• The task: Every line below that holds the string "JSON" should be copied out.

((

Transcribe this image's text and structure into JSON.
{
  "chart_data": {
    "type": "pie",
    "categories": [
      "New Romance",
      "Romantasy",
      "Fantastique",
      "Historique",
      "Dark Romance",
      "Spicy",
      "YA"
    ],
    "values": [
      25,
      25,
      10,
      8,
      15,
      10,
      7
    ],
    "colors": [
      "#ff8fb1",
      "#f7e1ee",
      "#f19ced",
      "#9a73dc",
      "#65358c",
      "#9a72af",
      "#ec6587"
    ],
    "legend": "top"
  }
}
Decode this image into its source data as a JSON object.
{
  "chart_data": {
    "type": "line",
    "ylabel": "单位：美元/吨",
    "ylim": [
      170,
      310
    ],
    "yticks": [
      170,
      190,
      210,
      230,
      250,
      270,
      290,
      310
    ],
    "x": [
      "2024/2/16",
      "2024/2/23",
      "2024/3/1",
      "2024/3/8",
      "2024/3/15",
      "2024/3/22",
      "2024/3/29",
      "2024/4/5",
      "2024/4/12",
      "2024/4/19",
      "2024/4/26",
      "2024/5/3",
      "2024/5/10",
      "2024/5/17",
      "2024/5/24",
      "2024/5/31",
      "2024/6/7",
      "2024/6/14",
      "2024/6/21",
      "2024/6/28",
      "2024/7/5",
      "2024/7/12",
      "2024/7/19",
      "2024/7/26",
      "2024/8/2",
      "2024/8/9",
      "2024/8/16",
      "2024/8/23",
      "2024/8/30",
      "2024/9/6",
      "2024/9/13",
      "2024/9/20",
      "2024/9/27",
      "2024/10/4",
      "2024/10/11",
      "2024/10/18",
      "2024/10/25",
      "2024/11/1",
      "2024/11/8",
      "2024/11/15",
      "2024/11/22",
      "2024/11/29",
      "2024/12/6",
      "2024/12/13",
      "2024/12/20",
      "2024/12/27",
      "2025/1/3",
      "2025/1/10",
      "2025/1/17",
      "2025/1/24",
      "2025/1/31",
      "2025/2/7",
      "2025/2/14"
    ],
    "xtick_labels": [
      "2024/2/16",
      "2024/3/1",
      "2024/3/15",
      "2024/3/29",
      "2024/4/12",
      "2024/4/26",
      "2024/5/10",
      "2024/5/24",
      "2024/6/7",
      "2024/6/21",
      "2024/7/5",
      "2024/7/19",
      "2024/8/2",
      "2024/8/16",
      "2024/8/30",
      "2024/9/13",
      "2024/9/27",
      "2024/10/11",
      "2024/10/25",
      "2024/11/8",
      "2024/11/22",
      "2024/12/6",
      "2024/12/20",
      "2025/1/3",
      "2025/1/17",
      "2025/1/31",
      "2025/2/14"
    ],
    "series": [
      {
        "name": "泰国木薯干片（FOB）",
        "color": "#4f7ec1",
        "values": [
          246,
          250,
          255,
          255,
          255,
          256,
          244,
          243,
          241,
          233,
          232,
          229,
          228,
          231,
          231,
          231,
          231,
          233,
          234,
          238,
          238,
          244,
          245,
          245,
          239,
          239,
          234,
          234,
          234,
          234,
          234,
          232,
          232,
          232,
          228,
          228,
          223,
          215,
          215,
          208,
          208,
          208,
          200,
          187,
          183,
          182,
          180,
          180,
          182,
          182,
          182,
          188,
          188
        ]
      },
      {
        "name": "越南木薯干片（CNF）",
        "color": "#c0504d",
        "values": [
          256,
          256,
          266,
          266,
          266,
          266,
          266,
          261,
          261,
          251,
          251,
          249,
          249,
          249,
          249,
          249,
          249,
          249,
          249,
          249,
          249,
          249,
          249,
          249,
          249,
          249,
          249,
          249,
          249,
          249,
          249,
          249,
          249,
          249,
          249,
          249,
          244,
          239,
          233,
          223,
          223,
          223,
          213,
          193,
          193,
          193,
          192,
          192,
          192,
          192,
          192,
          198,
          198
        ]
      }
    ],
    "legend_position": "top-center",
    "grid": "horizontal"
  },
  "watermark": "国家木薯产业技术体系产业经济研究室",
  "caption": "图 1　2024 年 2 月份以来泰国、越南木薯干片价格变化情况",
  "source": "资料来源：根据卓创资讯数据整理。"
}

))

• Task output:
Transcribe this image's text and structure into JSON.
Decode this image into its source data as a JSON object.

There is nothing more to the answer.